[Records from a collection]
- - - - -

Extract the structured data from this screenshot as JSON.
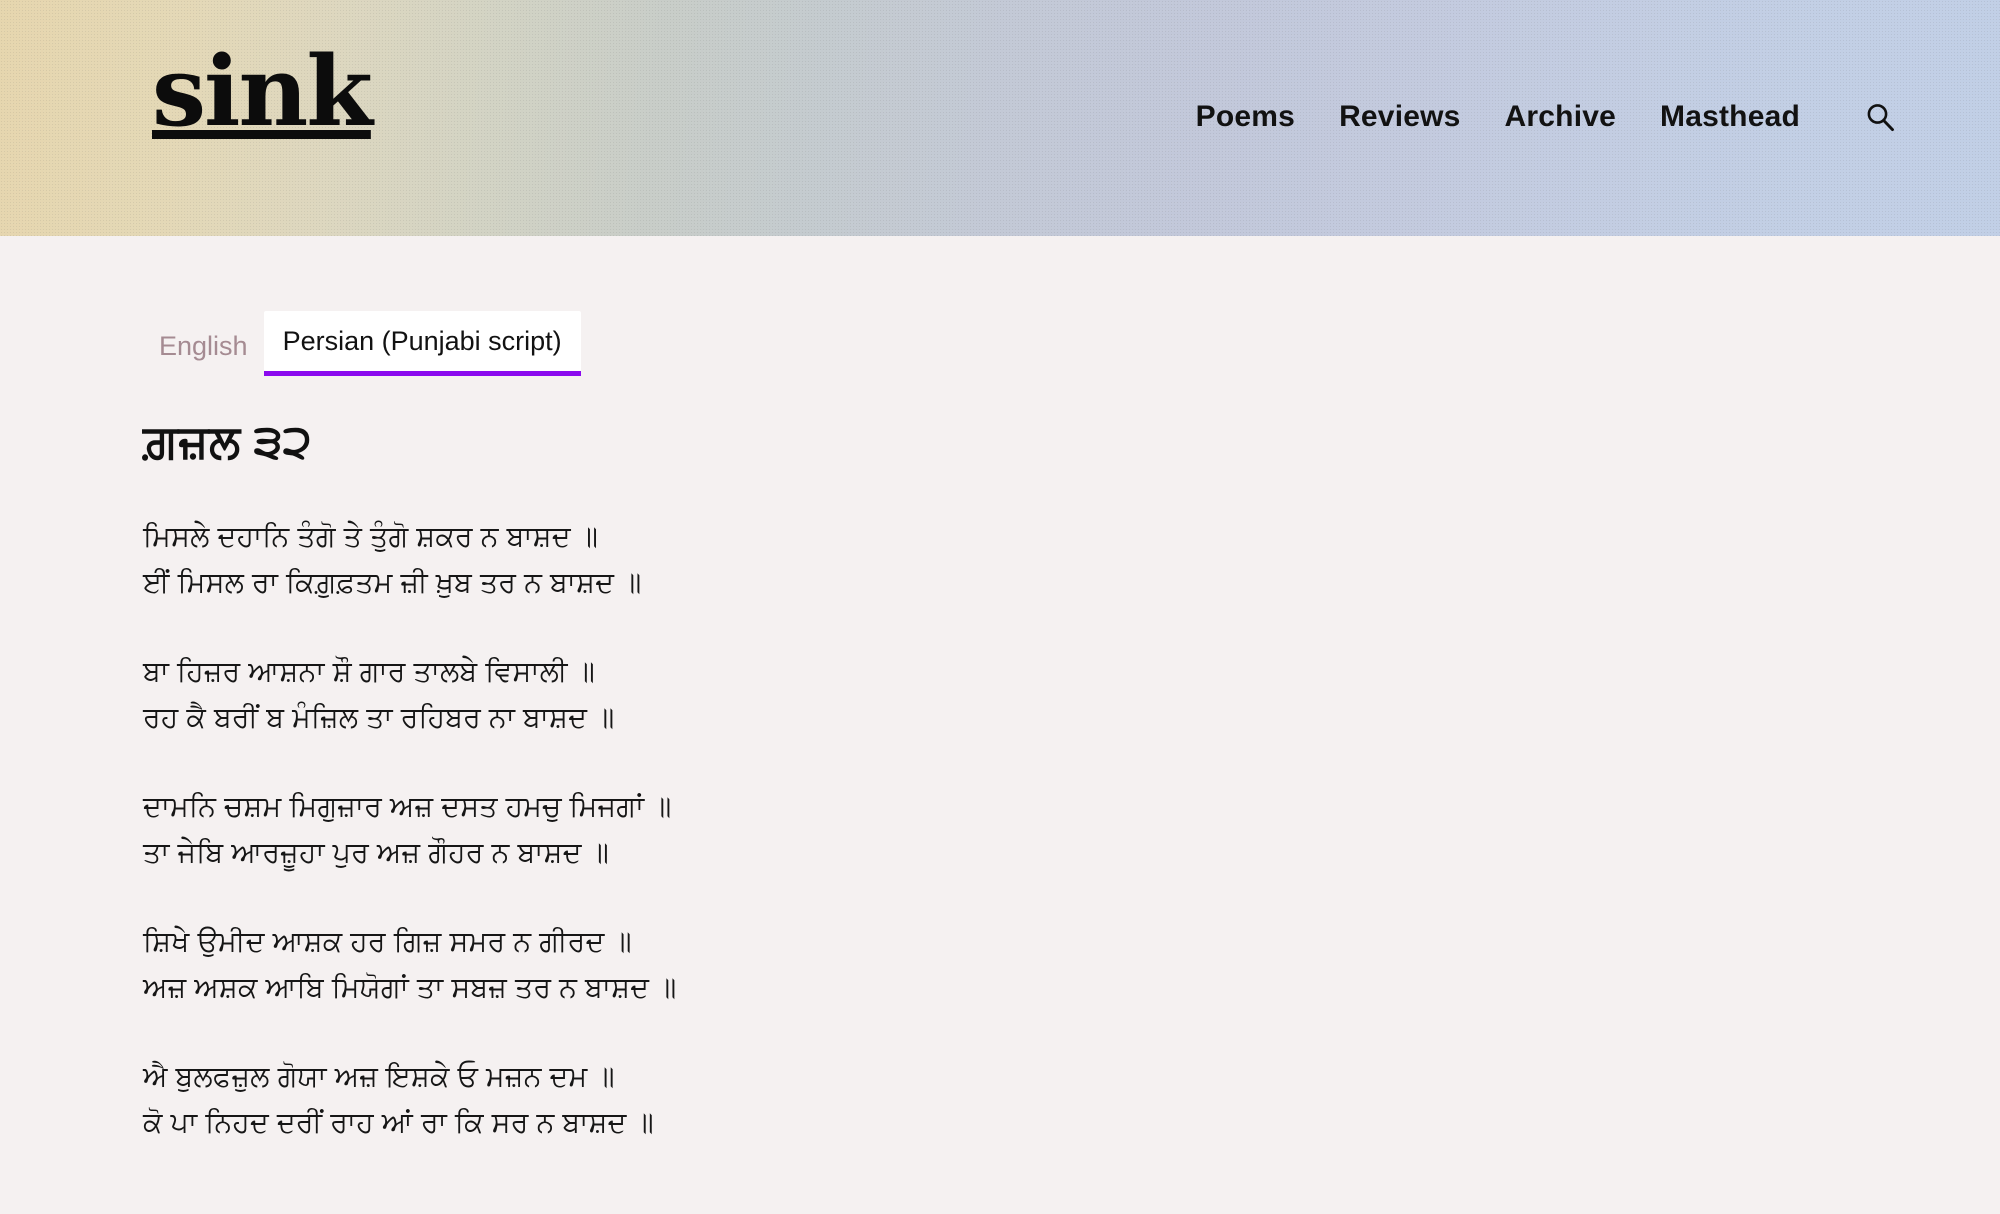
{
  "site": {
    "logo_text": "sink",
    "nav": [
      {
        "label": "Poems"
      },
      {
        "label": "Reviews"
      },
      {
        "label": "Archive"
      },
      {
        "label": "Masthead"
      }
    ],
    "search_icon": "search-icon",
    "header_gradient_from": "#e6d6ae",
    "header_gradient_to": "#c1cfe6",
    "page_background": "#f5f1f1"
  },
  "tabs": {
    "items": [
      {
        "label": "English",
        "active": false
      },
      {
        "label": "Persian (Punjabi script)",
        "active": true
      }
    ],
    "active_underline_color": "#8b0aee",
    "active_background": "#ffffff",
    "inactive_color": "#a58b92"
  },
  "poem": {
    "title": "ਗ਼ਜ਼ਲ ੩੨",
    "couplets": [
      [
        "ਮਿਸਲੇ ਦਹਾਨਿ ਤੰਗੋ ਤੇ ਤੁੰਗੋ ਸ਼ਕਰ ਨ ਬਾਸ਼ਦ ॥",
        "ਈਂ ਮਿਸਲ ਰਾ ਕਿਗ਼ੁਫ਼ਤਮ ਜ਼ੀ ਖ਼ੁਬ ਤਰ ਨ ਬਾਸ਼ਦ ॥"
      ],
      [
        "ਬਾ ਹਿਜ਼ਰ ਆਸ਼ਨਾ ਸ਼ੌ ਗਾਰ ਤਾਲਬੇ ਵਿਸਾਲੀ ॥",
        "ਰਹ ਕੈ ਬਰੀਂ ਬ ਮੰਜ਼ਿਲ ਤਾ ਰਹਿਬਰ ਨਾ ਬਾਸ਼ਦ ॥"
      ],
      [
        "ਦਾਮਨਿ ਚਸ਼ਮ ਮਿਗੁਜ਼ਾਰ ਅਜ਼ ਦਸਤ ਹਮਚੁ ਮਿਜਗਾਂ ॥",
        "ਤਾ ਜੇਬਿ ਆਰਜ਼ੂਹਾ ਪੁਰ ਅਜ਼ ਗੌਹਰ ਨ ਬਾਸ਼ਦ ॥"
      ],
      [
        "ਸ਼ਿਖੇ ਉਮੀਦ ਆਸ਼ਕ ਹਰ ਗਿਜ਼ ਸਮਰ ਨ ਗੀਰਦ ॥",
        "ਅਜ਼ ਅਸ਼ਕ ਆਬਿ ਮਿਯੋਗਾਂ ਤਾ ਸਬਜ਼ ਤਰ ਨ ਬਾਸ਼ਦ ॥"
      ],
      [
        "ਐ ਬੁਲਫਜ਼ੁਲ ਗੋਯਾ ਅਜ਼ ਇਸ਼ਕੇ ਓ ਮਜ਼ਨ ਦਮ ॥",
        "ਕੋ ਪਾ ਨਿਹਦ ਦਰੀਂ ਰਾਹ ਆਂ ਰਾ ਕਿ ਸਰ ਨ ਬਾਸ਼ਦ ॥"
      ]
    ]
  }
}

- - - - -

* Work instructions: Above are records with pictures; repeat the records exactly and leave the pictures out.

* Reply to the exercise:
Extract the structured data from this screenshot as JSON.
{
  "site": {
    "logo_text": "sink",
    "nav": [
      {
        "label": "Poems"
      },
      {
        "label": "Reviews"
      },
      {
        "label": "Archive"
      },
      {
        "label": "Masthead"
      }
    ],
    "search_icon": "search-icon",
    "header_gradient_from": "#e6d6ae",
    "header_gradient_to": "#c1cfe6",
    "page_background": "#f5f1f1"
  },
  "tabs": {
    "items": [
      {
        "label": "English",
        "active": false
      },
      {
        "label": "Persian (Punjabi script)",
        "active": true
      }
    ],
    "active_underline_color": "#8b0aee",
    "active_background": "#ffffff",
    "inactive_color": "#a58b92"
  },
  "poem": {
    "title": "ਗ਼ਜ਼ਲ ੩੨",
    "couplets": [
      [
        "ਮਿਸਲੇ ਦਹਾਨਿ ਤੰਗੋ ਤੇ ਤੁੰਗੋ ਸ਼ਕਰ ਨ ਬਾਸ਼ਦ ॥",
        "ਈਂ ਮਿਸਲ ਰਾ ਕਿਗ਼ੁਫ਼ਤਮ ਜ਼ੀ ਖ਼ੁਬ ਤਰ ਨ ਬਾਸ਼ਦ ॥"
      ],
      [
        "ਬਾ ਹਿਜ਼ਰ ਆਸ਼ਨਾ ਸ਼ੌ ਗਾਰ ਤਾਲਬੇ ਵਿਸਾਲੀ ॥",
        "ਰਹ ਕੈ ਬਰੀਂ ਬ ਮੰਜ਼ਿਲ ਤਾ ਰਹਿਬਰ ਨਾ ਬਾਸ਼ਦ ॥"
      ],
      [
        "ਦਾਮਨਿ ਚਸ਼ਮ ਮਿਗੁਜ਼ਾਰ ਅਜ਼ ਦਸਤ ਹਮਚੁ ਮਿਜਗਾਂ ॥",
        "ਤਾ ਜੇਬਿ ਆਰਜ਼ੂਹਾ ਪੁਰ ਅਜ਼ ਗੌਹਰ ਨ ਬਾਸ਼ਦ ॥"
      ],
      [
        "ਸ਼ਿਖੇ ਉਮੀਦ ਆਸ਼ਕ ਹਰ ਗਿਜ਼ ਸਮਰ ਨ ਗੀਰਦ ॥",
        "ਅਜ਼ ਅਸ਼ਕ ਆਬਿ ਮਿਯੋਗਾਂ ਤਾ ਸਬਜ਼ ਤਰ ਨ ਬਾਸ਼ਦ ॥"
      ],
      [
        "ਐ ਬੁਲਫਜ਼ੁਲ ਗੋਯਾ ਅਜ਼ ਇਸ਼ਕੇ ਓ ਮਜ਼ਨ ਦਮ ॥",
        "ਕੋ ਪਾ ਨਿਹਦ ਦਰੀਂ ਰਾਹ ਆਂ ਰਾ ਕਿ ਸਰ ਨ ਬਾਸ਼ਦ ॥"
      ]
    ]
  }
}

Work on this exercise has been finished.